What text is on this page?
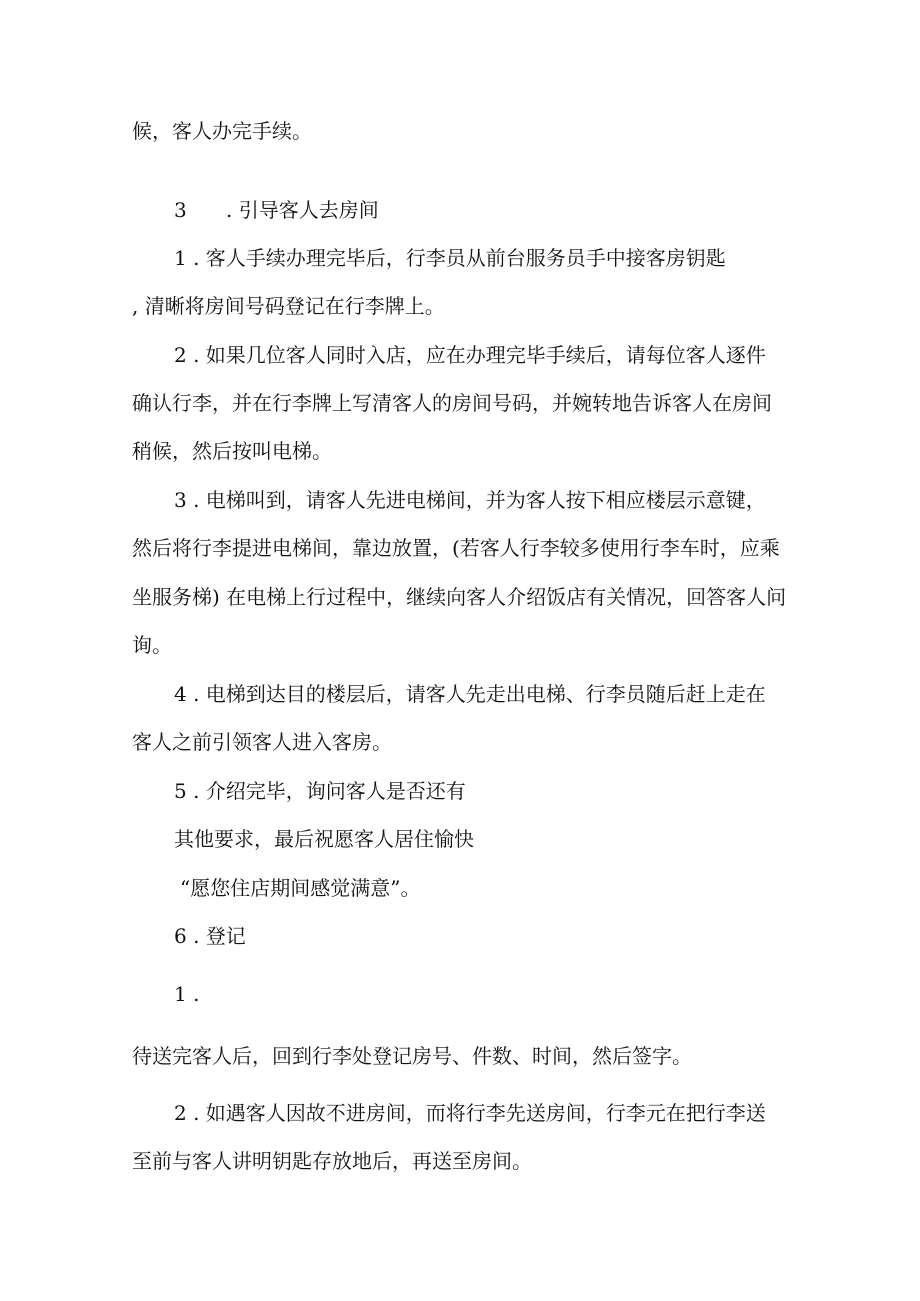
候，客人办完手续。
3 . 引导客人去房间
1 . 客人手续办理完毕后，行李员从前台服务员手中接客房钥匙
, 清晰将房间号码登记在行李牌上。
2 . 如果几位客人同时入店，应在办理完毕手续后，请每位客人逐件
确认行李，并在行李牌上写清客人的房间号码，并婉转地告诉客人在房间
稍候，然后按叫电梯。
3 . 电梯叫到，请客人先进电梯间，并为客人按下相应楼层示意键，
然后将行李提进电梯间，靠边放置，(若客人行李较多使用行李车时，应乘
坐服务梯) 在电梯上行过程中，继续向客人介绍饭店有关情况，回答客人问
询。
4 . 电梯到达目的楼层后，请客人先走出电梯、行李员随后赶上走在
客人之前引领客人进入客房。
5 . 介绍完毕，询问客人是否还有
其他要求，最后祝愿客人居住愉快
“愿您住店期间感觉满意”。
6 . 登记
1 .
待送完客人后，回到行李处登记房号、件数、时间，然后签字。
2 . 如遇客人因故不进房间，而将行李先送房间，行李元在把行李送
至前与客人讲明钥匙存放地后，再送至房间。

#####

== EXERCISE AIM ==
The records above must be echoed exactly, minus their pictures.

== TASK ANSWER ==
What text is on this page?
候，客人办完手续。
3 . 引导客人去房间
1 . 客人手续办理完毕后，行李员从前台服务员手中接客房钥匙
, 清晰将房间号码登记在行李牌上。
2 . 如果几位客人同时入店，应在办理完毕手续后，请每位客人逐件
确认行李，并在行李牌上写清客人的房间号码，并婉转地告诉客人在房间
稍候，然后按叫电梯。
3 . 电梯叫到，请客人先进电梯间，并为客人按下相应楼层示意键，
然后将行李提进电梯间，靠边放置，(若客人行李较多使用行李车时，应乘
坐服务梯) 在电梯上行过程中，继续向客人介绍饭店有关情况，回答客人问
询。
4 . 电梯到达目的楼层后，请客人先走出电梯、行李员随后赶上走在
客人之前引领客人进入客房。
5 . 介绍完毕，询问客人是否还有
其他要求，最后祝愿客人居住愉快
“愿您住店期间感觉满意”。
6 . 登记
1 .
待送完客人后，回到行李处登记房号、件数、时间，然后签字。
2 . 如遇客人因故不进房间，而将行李先送房间，行李元在把行李送
至前与客人讲明钥匙存放地后，再送至房间。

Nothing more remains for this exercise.